What you should do: What follows is a listing to be transcribed exactly.

**** Raw records

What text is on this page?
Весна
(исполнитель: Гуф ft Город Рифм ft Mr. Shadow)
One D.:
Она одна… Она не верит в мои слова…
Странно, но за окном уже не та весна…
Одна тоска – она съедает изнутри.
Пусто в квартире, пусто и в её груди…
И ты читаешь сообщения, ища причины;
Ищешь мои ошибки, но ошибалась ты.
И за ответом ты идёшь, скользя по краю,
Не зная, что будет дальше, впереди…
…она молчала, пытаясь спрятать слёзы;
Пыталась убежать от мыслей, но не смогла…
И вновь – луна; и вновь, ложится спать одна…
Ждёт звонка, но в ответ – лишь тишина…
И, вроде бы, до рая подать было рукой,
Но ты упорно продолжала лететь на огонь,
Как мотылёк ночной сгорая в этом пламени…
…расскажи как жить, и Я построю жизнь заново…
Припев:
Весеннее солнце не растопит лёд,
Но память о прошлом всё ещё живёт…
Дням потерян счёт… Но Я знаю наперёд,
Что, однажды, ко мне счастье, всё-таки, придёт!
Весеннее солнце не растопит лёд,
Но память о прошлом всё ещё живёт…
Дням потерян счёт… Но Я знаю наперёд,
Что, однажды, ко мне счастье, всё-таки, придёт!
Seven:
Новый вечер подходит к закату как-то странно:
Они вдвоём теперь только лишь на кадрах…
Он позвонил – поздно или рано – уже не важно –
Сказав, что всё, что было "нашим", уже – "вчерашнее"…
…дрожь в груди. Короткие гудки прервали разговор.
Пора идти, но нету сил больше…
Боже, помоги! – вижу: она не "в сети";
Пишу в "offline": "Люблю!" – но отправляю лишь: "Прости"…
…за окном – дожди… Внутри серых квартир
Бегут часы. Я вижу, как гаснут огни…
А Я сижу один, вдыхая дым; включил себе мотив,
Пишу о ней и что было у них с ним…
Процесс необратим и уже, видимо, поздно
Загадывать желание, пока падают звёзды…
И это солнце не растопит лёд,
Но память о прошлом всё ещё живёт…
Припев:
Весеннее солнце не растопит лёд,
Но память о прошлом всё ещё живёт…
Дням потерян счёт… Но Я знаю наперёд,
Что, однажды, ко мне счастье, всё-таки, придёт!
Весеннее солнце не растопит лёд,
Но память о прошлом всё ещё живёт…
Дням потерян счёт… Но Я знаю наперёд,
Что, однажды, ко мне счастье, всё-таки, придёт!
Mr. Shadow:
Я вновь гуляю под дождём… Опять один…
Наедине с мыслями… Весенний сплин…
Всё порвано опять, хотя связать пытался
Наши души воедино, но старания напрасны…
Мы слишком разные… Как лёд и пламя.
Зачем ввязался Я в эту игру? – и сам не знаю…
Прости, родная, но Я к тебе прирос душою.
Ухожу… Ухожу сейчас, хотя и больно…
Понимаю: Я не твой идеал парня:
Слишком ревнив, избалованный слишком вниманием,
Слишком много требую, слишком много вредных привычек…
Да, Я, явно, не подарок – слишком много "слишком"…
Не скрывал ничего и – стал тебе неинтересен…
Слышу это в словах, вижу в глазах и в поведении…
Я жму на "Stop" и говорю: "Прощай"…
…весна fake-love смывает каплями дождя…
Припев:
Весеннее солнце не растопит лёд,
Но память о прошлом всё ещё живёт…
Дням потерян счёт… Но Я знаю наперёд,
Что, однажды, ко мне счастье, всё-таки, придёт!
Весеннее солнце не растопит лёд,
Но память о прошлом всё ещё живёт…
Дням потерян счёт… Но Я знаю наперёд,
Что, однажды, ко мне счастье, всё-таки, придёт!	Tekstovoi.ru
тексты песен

********

Final result:
What text is on this page?
Весна
(исполнитель: Гуф ft Город Рифм ft Mr. Shadow)
One D.:
Она одна… Она не верит в мои слова…
Странно, но за окном уже не та весна…
Одна тоска – она съедает изнутри.
Пусто в квартире, пусто и в её груди…
И ты читаешь сообщения, ища причины;
Ищешь мои ошибки, но ошибалась ты.
И за ответом ты идёшь, скользя по краю,
Не зная, что будет дальше, впереди…
…она молчала, пытаясь спрятать слёзы;
Пыталась убежать от мыслей, но не смогла…
И вновь – луна; и вновь, ложится спать одна…
Ждёт звонка, но в ответ – лишь тишина…
И, вроде бы, до рая подать было рукой,
Но ты упорно продолжала лететь на огонь,
Как мотылёк ночной сгорая в этом пламени…
…расскажи как жить, и Я построю жизнь заново…
Припев:
Весеннее солнце не растопит лёд,
Но память о прошлом всё ещё живёт…
Дням потерян счёт… Но Я знаю наперёд,
Что, однажды, ко мне счастье, всё-таки, придёт!
Весеннее солнце не растопит лёд,
Но память о прошлом всё ещё живёт…
Дням потерян счёт… Но Я знаю наперёд,
Что, однажды, ко мне счастье, всё-таки, придёт!
Seven:
Новый вечер подходит к закату как-то странно:
Они вдвоём теперь только лишь на кадрах…
Он позвонил – поздно или рано – уже не важно –
Сказав, что всё, что было "нашим", уже – "вчерашнее"…
…дрожь в груди. Короткие гудки прервали разговор.
Пора идти, но нету сил больше…
Боже, помоги! – вижу: она не "в сети";
Пишу в "offline": "Люблю!" – но отправляю лишь: "Прости"…
…за окном – дожди… Внутри серых квартир
Бегут часы. Я вижу, как гаснут огни…
А Я сижу один, вдыхая дым; включил себе мотив,
Пишу о ней и что было у них с ним…
Процесс необратим и уже, видимо, поздно
Загадывать желание, пока падают звёзды…
И это солнце не растопит лёд,
Но память о прошлом всё ещё живёт…
Припев:
Весеннее солнце не растопит лёд,
Но память о прошлом всё ещё живёт…
Дням потерян счёт… Но Я знаю наперёд,
Что, однажды, ко мне счастье, всё-таки, придёт!
Весеннее солнце не растопит лёд,
Но память о прошлом всё ещё живёт…
Дням потерян счёт… Но Я знаю наперёд,
Что, однажды, ко мне счастье, всё-таки, придёт!
Mr. Shadow:
Я вновь гуляю под дождём… Опять один…
Наедине с мыслями… Весенний сплин…
Всё порвано опять, хотя связать пытался
Наши души воедино, но старания напрасны…
Мы слишком разные… Как лёд и пламя.
Зачем ввязался Я в эту игру? – и сам не знаю…
Прости, родная, но Я к тебе прирос душою.
Ухожу… Ухожу сейчас, хотя и больно…
Понимаю: Я не твой идеал парня:
Слишком ревнив, избалованный слишком вниманием,
Слишком много требую, слишком много вредных привычек…
Да, Я, явно, не подарок – слишком много "слишком"…
Не скрывал ничего и – стал тебе неинтересен…
Слышу это в словах, вижу в глазах и в поведении…
Я жму на "Stop" и говорю: "Прощай"…
…весна fake-love смывает каплями дождя…
Припев:
Весеннее солнце не растопит лёд,
Но память о прошлом всё ещё живёт…
Дням потерян счёт… Но Я знаю наперёд,
Что, однажды, ко мне счастье, всё-таки, придёт!
Весеннее солнце не растопит лёд,
Но память о прошлом всё ещё живёт…
Дням потерян счёт… Но Я знаю наперёд,
Что, однажды, ко мне счастье, всё-таки, придёт!	Tekstovoi.ru
тексты песен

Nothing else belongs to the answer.